WHAT THE EXERCISE ASKS: Look through the listing and locate every line containing the word "phase"; copy those lines.

* BEGIN *

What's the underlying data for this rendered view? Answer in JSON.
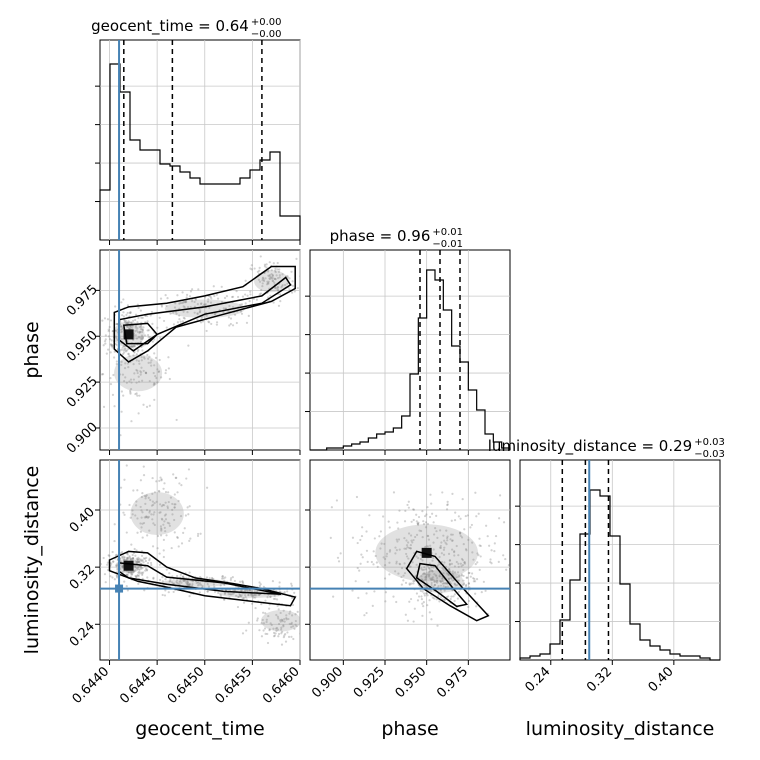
{
  "chart_data": {
    "type": "corner",
    "parameters": [
      "geocent_time",
      "phase",
      "luminosity_distance"
    ],
    "injection": {
      "geocent_time": 0.6441,
      "phase": null,
      "luminosity_distance": 0.29
    },
    "diagonals": [
      {
        "parameter": "geocent_time",
        "title_main": "geocent_time = 0.64",
        "title_plus": "+0.00",
        "title_minus": "−0.00",
        "xlim": [
          0.6439,
          0.646
        ],
        "xticks": [
          0.644,
          0.6445,
          0.645,
          0.6455,
          0.646
        ],
        "xtick_labels": [
          "0.6440",
          "0.6445",
          "0.6450",
          "0.6455",
          "0.6460"
        ],
        "axis_label": "geocent_time",
        "quantiles": [
          0.64415,
          0.64466,
          0.6456
        ],
        "hist": [
          0.25,
          0.88,
          0.74,
          0.5,
          0.45,
          0.45,
          0.38,
          0.37,
          0.34,
          0.31,
          0.28,
          0.28,
          0.28,
          0.28,
          0.31,
          0.35,
          0.4,
          0.44,
          0.12,
          0.12
        ]
      },
      {
        "parameter": "phase",
        "title_main": "phase = 0.96",
        "title_plus": "+0.01",
        "title_minus": "−0.01",
        "xlim": [
          0.88,
          1.0
        ],
        "xticks": [
          0.9,
          0.925,
          0.95,
          0.975
        ],
        "xtick_labels": [
          "0.900",
          "0.925",
          "0.950",
          "0.975"
        ],
        "axis_label": "phase",
        "quantiles": [
          0.946,
          0.958,
          0.97
        ],
        "hist": [
          0.0,
          0.0,
          0.01,
          0.01,
          0.02,
          0.03,
          0.04,
          0.06,
          0.08,
          0.09,
          0.11,
          0.17,
          0.38,
          0.66,
          0.9,
          0.85,
          0.7,
          0.52,
          0.44,
          0.3,
          0.2,
          0.08,
          0.04,
          0.01
        ]
      },
      {
        "parameter": "luminosity_distance",
        "title_main": "luminosity_distance = 0.29",
        "title_plus": "+0.03",
        "title_minus": "−0.03",
        "xlim": [
          0.2,
          0.46
        ],
        "xticks": [
          0.24,
          0.32,
          0.4
        ],
        "xtick_labels": [
          "0.24",
          "0.32",
          "0.40"
        ],
        "axis_label": "luminosity_distance",
        "quantiles": [
          0.255,
          0.285,
          0.315
        ],
        "hist": [
          0.01,
          0.02,
          0.03,
          0.08,
          0.2,
          0.4,
          0.63,
          0.85,
          0.82,
          0.62,
          0.38,
          0.18,
          0.1,
          0.07,
          0.05,
          0.03,
          0.02,
          0.02,
          0.01,
          0.0
        ]
      }
    ],
    "offdiagonals": [
      {
        "x": "geocent_time",
        "y": "phase",
        "ylim": [
          0.888,
          0.997
        ],
        "yticks": [
          0.9,
          0.925,
          0.95,
          0.975
        ],
        "ytick_labels": [
          "0.900",
          "0.925",
          "0.950",
          "0.975"
        ],
        "clusters": [
          {
            "cx": 0.6442,
            "cy": 0.951,
            "sx": 0.00012,
            "sy": 0.007,
            "n": 260
          },
          {
            "cx": 0.6443,
            "cy": 0.93,
            "sx": 0.00018,
            "sy": 0.01,
            "n": 110
          },
          {
            "cx": 0.645,
            "cy": 0.965,
            "sx": 0.0003,
            "sy": 0.005,
            "n": 160
          },
          {
            "cx": 0.6457,
            "cy": 0.98,
            "sx": 0.00013,
            "sy": 0.006,
            "n": 120
          }
        ],
        "contour_paths": [
          [
            [
              0.64405,
              0.963
            ],
            [
              0.6442,
              0.966
            ],
            [
              0.6446,
              0.968
            ],
            [
              0.645,
              0.972
            ],
            [
              0.6454,
              0.977
            ],
            [
              0.6457,
              0.988
            ],
            [
              0.64595,
              0.988
            ],
            [
              0.64595,
              0.976
            ],
            [
              0.6457,
              0.969
            ],
            [
              0.6452,
              0.962
            ],
            [
              0.6447,
              0.955
            ],
            [
              0.6444,
              0.942
            ],
            [
              0.6442,
              0.936
            ],
            [
              0.64405,
              0.943
            ]
          ],
          [
            [
              0.6441,
              0.959
            ],
            [
              0.6444,
              0.962
            ],
            [
              0.645,
              0.966
            ],
            [
              0.6456,
              0.972
            ],
            [
              0.64585,
              0.982
            ],
            [
              0.6459,
              0.978
            ],
            [
              0.6456,
              0.968
            ],
            [
              0.645,
              0.962
            ],
            [
              0.6445,
              0.951
            ],
            [
              0.64425,
              0.942
            ],
            [
              0.6441,
              0.948
            ]
          ],
          [
            [
              0.64415,
              0.956
            ],
            [
              0.6444,
              0.957
            ],
            [
              0.6445,
              0.951
            ],
            [
              0.6444,
              0.946
            ],
            [
              0.64418,
              0.946
            ]
          ]
        ]
      },
      {
        "x": "geocent_time",
        "y": "luminosity_distance",
        "ylim": [
          0.19,
          0.47
        ],
        "yticks": [
          0.24,
          0.32,
          0.4
        ],
        "ytick_labels": [
          "0.24",
          "0.32",
          "0.40"
        ],
        "clusters": [
          {
            "cx": 0.6442,
            "cy": 0.322,
            "sx": 0.0001,
            "sy": 0.01,
            "n": 230
          },
          {
            "cx": 0.6445,
            "cy": 0.395,
            "sx": 0.0002,
            "sy": 0.03,
            "n": 160
          },
          {
            "cx": 0.6449,
            "cy": 0.298,
            "sx": 0.00025,
            "sy": 0.006,
            "n": 170
          },
          {
            "cx": 0.6455,
            "cy": 0.283,
            "sx": 0.00025,
            "sy": 0.006,
            "n": 140
          },
          {
            "cx": 0.6458,
            "cy": 0.245,
            "sx": 0.00015,
            "sy": 0.015,
            "n": 110
          }
        ],
        "contour_paths": [
          [
            [
              0.644,
              0.33
            ],
            [
              0.6442,
              0.342
            ],
            [
              0.6444,
              0.34
            ],
            [
              0.6446,
              0.32
            ],
            [
              0.6449,
              0.305
            ],
            [
              0.6453,
              0.297
            ],
            [
              0.6456,
              0.29
            ],
            [
              0.64595,
              0.278
            ],
            [
              0.6459,
              0.266
            ],
            [
              0.6455,
              0.272
            ],
            [
              0.645,
              0.28
            ],
            [
              0.6446,
              0.292
            ],
            [
              0.6443,
              0.3
            ],
            [
              0.644,
              0.315
            ]
          ],
          [
            [
              0.6441,
              0.326
            ],
            [
              0.6444,
              0.322
            ],
            [
              0.6446,
              0.306
            ],
            [
              0.6452,
              0.298
            ],
            [
              0.6458,
              0.282
            ],
            [
              0.6452,
              0.286
            ],
            [
              0.6446,
              0.296
            ],
            [
              0.6442,
              0.305
            ],
            [
              0.6441,
              0.314
            ]
          ]
        ]
      },
      {
        "x": "phase",
        "y": "luminosity_distance",
        "ylim": [
          0.19,
          0.47
        ],
        "yticks": [
          0.24,
          0.32,
          0.4
        ],
        "ytick_labels": [
          "0.24",
          "0.32",
          "0.40"
        ],
        "clusters": [
          {
            "cx": 0.95,
            "cy": 0.34,
            "sx": 0.022,
            "sy": 0.04,
            "n": 340
          },
          {
            "cx": 0.958,
            "cy": 0.3,
            "sx": 0.01,
            "sy": 0.016,
            "n": 220
          }
        ],
        "contour_paths": [
          [
            [
              0.944,
              0.342
            ],
            [
              0.955,
              0.335
            ],
            [
              0.972,
              0.29
            ],
            [
              0.987,
              0.252
            ],
            [
              0.98,
              0.245
            ],
            [
              0.964,
              0.266
            ],
            [
              0.948,
              0.29
            ],
            [
              0.938,
              0.318
            ]
          ],
          [
            [
              0.946,
              0.325
            ],
            [
              0.955,
              0.322
            ],
            [
              0.966,
              0.29
            ],
            [
              0.974,
              0.268
            ],
            [
              0.968,
              0.265
            ],
            [
              0.956,
              0.286
            ],
            [
              0.944,
              0.305
            ]
          ]
        ]
      }
    ],
    "colors": {
      "truth": "#4682b4",
      "line": "#000000",
      "grid": "#c8c8c8",
      "points": "#7f7f7f"
    }
  }
}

* END *

REPLY TO THE EXERCISE:
      "phase",
      "phase": null,
        "parameter": "phase",
        "title_main": "phase = 0.96",
        "axis_label": "phase",
        "y": "phase",
        "x": "phase",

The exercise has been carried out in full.